▸ **Requirement**: Reproduce the full listing that appears beneath this instruction exactly.

━━━━━ Data section ━━━━━

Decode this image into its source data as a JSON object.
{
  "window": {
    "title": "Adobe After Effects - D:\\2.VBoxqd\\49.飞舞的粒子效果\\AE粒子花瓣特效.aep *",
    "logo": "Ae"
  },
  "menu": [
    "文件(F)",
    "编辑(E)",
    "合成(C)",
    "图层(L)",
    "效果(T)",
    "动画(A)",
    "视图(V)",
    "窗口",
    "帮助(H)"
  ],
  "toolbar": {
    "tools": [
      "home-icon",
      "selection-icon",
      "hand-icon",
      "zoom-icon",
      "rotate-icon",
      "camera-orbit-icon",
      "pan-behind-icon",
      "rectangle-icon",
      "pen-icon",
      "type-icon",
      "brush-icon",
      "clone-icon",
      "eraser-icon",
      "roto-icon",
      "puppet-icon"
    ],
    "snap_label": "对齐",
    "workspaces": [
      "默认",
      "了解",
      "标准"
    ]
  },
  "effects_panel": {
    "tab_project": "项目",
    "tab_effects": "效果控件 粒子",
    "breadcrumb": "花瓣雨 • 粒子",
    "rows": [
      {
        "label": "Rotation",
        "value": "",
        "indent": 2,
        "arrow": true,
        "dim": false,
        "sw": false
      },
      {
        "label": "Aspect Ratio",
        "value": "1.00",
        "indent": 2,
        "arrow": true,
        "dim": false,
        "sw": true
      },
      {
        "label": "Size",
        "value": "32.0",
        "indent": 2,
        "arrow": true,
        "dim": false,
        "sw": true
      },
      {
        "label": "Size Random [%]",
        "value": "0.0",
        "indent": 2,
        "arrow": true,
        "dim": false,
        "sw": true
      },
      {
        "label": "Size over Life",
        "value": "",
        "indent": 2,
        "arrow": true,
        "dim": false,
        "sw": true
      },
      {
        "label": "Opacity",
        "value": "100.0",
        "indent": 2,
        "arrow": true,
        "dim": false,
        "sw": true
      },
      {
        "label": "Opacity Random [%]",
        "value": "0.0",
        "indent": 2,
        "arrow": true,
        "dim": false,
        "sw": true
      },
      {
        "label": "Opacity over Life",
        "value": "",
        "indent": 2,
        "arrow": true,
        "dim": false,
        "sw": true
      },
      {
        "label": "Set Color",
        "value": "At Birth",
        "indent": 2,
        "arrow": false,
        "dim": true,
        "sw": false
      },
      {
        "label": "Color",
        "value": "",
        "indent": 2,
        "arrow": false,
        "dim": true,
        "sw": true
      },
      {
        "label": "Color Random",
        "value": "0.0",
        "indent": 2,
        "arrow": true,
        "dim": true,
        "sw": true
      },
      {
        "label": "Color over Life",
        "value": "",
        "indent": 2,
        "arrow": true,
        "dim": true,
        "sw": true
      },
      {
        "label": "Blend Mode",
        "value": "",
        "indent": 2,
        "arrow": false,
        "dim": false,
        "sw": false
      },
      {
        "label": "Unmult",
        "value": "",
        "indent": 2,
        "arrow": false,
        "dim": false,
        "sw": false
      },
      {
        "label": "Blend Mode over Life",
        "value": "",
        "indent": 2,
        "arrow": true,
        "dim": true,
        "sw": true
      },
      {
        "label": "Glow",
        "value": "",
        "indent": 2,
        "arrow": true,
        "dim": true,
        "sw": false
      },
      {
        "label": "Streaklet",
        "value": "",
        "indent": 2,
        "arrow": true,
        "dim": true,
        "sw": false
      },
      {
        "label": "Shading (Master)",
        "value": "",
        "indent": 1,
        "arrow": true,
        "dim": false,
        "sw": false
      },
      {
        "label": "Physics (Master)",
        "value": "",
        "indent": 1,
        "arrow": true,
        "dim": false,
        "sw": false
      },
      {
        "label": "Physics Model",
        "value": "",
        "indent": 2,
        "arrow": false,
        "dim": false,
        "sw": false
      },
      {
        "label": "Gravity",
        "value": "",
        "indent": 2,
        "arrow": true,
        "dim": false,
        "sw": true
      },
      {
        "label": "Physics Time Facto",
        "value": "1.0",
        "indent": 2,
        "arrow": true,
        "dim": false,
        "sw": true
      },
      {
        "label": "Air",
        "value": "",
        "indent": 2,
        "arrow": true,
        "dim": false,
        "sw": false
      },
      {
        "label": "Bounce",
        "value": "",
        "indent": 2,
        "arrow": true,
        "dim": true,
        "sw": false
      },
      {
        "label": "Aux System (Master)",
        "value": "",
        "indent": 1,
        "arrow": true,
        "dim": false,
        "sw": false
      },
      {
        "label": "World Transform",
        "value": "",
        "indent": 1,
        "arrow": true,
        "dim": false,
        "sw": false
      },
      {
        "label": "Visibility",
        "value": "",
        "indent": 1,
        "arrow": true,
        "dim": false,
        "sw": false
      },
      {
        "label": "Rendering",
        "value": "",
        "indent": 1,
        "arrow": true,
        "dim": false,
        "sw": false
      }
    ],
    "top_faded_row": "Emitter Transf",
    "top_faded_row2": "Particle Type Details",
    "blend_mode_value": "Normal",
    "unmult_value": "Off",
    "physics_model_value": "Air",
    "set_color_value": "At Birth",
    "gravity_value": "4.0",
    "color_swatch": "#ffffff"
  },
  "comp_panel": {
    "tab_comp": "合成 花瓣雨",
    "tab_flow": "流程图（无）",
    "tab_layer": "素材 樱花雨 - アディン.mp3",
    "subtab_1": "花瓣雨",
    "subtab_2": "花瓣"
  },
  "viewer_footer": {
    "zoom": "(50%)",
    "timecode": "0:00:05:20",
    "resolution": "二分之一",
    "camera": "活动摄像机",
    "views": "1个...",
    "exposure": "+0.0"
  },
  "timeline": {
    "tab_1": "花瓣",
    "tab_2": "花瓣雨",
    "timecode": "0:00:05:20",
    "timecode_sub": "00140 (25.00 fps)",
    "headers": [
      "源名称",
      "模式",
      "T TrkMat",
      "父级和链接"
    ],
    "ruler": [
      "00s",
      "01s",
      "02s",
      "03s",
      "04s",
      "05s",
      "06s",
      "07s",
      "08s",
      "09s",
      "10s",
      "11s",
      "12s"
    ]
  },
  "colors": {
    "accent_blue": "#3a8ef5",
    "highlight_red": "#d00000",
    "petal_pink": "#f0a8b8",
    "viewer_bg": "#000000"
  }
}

━━━━━

▸ **Finished exercise**:
Decode this image into its source data as a JSON object.
{
  "window": {
    "title": "Adobe After Effects - D:\\2.VBoxqd\\49.飞舞的粒子效果\\AE粒子花瓣特效.aep *",
    "logo": "Ae"
  },
  "menu": [
    "文件(F)",
    "编辑(E)",
    "合成(C)",
    "图层(L)",
    "效果(T)",
    "动画(A)",
    "视图(V)",
    "窗口",
    "帮助(H)"
  ],
  "toolbar": {
    "tools": [
      "home-icon",
      "selection-icon",
      "hand-icon",
      "zoom-icon",
      "rotate-icon",
      "camera-orbit-icon",
      "pan-behind-icon",
      "rectangle-icon",
      "pen-icon",
      "type-icon",
      "brush-icon",
      "clone-icon",
      "eraser-icon",
      "roto-icon",
      "puppet-icon"
    ],
    "snap_label": "对齐",
    "workspaces": [
      "默认",
      "了解",
      "标准"
    ]
  },
  "effects_panel": {
    "tab_project": "项目",
    "tab_effects": "效果控件 粒子",
    "breadcrumb": "花瓣雨 • 粒子",
    "rows": [
      {
        "label": "Rotation",
        "value": "",
        "indent": 2,
        "arrow": true,
        "dim": false,
        "sw": false
      },
      {
        "label": "Aspect Ratio",
        "value": "1.00",
        "indent": 2,
        "arrow": true,
        "dim": false,
        "sw": true
      },
      {
        "label": "Size",
        "value": "32.0",
        "indent": 2,
        "arrow": true,
        "dim": false,
        "sw": true
      },
      {
        "label": "Size Random [%]",
        "value": "0.0",
        "indent": 2,
        "arrow": true,
        "dim": false,
        "sw": true
      },
      {
        "label": "Size over Life",
        "value": "",
        "indent": 2,
        "arrow": true,
        "dim": false,
        "sw": true
      },
      {
        "label": "Opacity",
        "value": "100.0",
        "indent": 2,
        "arrow": true,
        "dim": false,
        "sw": true
      },
      {
        "label": "Opacity Random [%]",
        "value": "0.0",
        "indent": 2,
        "arrow": true,
        "dim": false,
        "sw": true
      },
      {
        "label": "Opacity over Life",
        "value": "",
        "indent": 2,
        "arrow": true,
        "dim": false,
        "sw": true
      },
      {
        "label": "Set Color",
        "value": "At Birth",
        "indent": 2,
        "arrow": false,
        "dim": true,
        "sw": false
      },
      {
        "label": "Color",
        "value": "",
        "indent": 2,
        "arrow": false,
        "dim": true,
        "sw": true
      },
      {
        "label": "Color Random",
        "value": "0.0",
        "indent": 2,
        "arrow": true,
        "dim": true,
        "sw": true
      },
      {
        "label": "Color over Life",
        "value": "",
        "indent": 2,
        "arrow": true,
        "dim": true,
        "sw": true
      },
      {
        "label": "Blend Mode",
        "value": "",
        "indent": 2,
        "arrow": false,
        "dim": false,
        "sw": false
      },
      {
        "label": "Unmult",
        "value": "",
        "indent": 2,
        "arrow": false,
        "dim": false,
        "sw": false
      },
      {
        "label": "Blend Mode over Life",
        "value": "",
        "indent": 2,
        "arrow": true,
        "dim": true,
        "sw": true
      },
      {
        "label": "Glow",
        "value": "",
        "indent": 2,
        "arrow": true,
        "dim": true,
        "sw": false
      },
      {
        "label": "Streaklet",
        "value": "",
        "indent": 2,
        "arrow": true,
        "dim": true,
        "sw": false
      },
      {
        "label": "Shading (Master)",
        "value": "",
        "indent": 1,
        "arrow": true,
        "dim": false,
        "sw": false
      },
      {
        "label": "Physics (Master)",
        "value": "",
        "indent": 1,
        "arrow": true,
        "dim": false,
        "sw": false
      },
      {
        "label": "Physics Model",
        "value": "",
        "indent": 2,
        "arrow": false,
        "dim": false,
        "sw": false
      },
      {
        "label": "Gravity",
        "value": "",
        "indent": 2,
        "arrow": true,
        "dim": false,
        "sw": true
      },
      {
        "label": "Physics Time Facto",
        "value": "1.0",
        "indent": 2,
        "arrow": true,
        "dim": false,
        "sw": true
      },
      {
        "label": "Air",
        "value": "",
        "indent": 2,
        "arrow": true,
        "dim": false,
        "sw": false
      },
      {
        "label": "Bounce",
        "value": "",
        "indent": 2,
        "arrow": true,
        "dim": true,
        "sw": false
      },
      {
        "label": "Aux System (Master)",
        "value": "",
        "indent": 1,
        "arrow": true,
        "dim": false,
        "sw": false
      },
      {
        "label": "World Transform",
        "value": "",
        "indent": 1,
        "arrow": true,
        "dim": false,
        "sw": false
      },
      {
        "label": "Visibility",
        "value": "",
        "indent": 1,
        "arrow": true,
        "dim": false,
        "sw": false
      },
      {
        "label": "Rendering",
        "value": "",
        "indent": 1,
        "arrow": true,
        "dim": false,
        "sw": false
      }
    ],
    "top_faded_row": "Emitter Transf",
    "top_faded_row2": "Particle Type Details",
    "blend_mode_value": "Normal",
    "unmult_value": "Off",
    "physics_model_value": "Air",
    "set_color_value": "At Birth",
    "gravity_value": "4.0",
    "color_swatch": "#ffffff"
  },
  "comp_panel": {
    "tab_comp": "合成 花瓣雨",
    "tab_flow": "流程图（无）",
    "tab_layer": "素材 樱花雨 - アディン.mp3",
    "subtab_1": "花瓣雨",
    "subtab_2": "花瓣"
  },
  "viewer_footer": {
    "zoom": "(50%)",
    "timecode": "0:00:05:20",
    "resolution": "二分之一",
    "camera": "活动摄像机",
    "views": "1个...",
    "exposure": "+0.0"
  },
  "timeline": {
    "tab_1": "花瓣",
    "tab_2": "花瓣雨",
    "timecode": "0:00:05:20",
    "timecode_sub": "00140 (25.00 fps)",
    "headers": [
      "源名称",
      "模式",
      "T TrkMat",
      "父级和链接"
    ],
    "ruler": [
      "00s",
      "01s",
      "02s",
      "03s",
      "04s",
      "05s",
      "06s",
      "07s",
      "08s",
      "09s",
      "10s",
      "11s",
      "12s"
    ]
  },
  "colors": {
    "accent_blue": "#3a8ef5",
    "highlight_red": "#d00000",
    "petal_pink": "#f0a8b8",
    "viewer_bg": "#000000"
  }
}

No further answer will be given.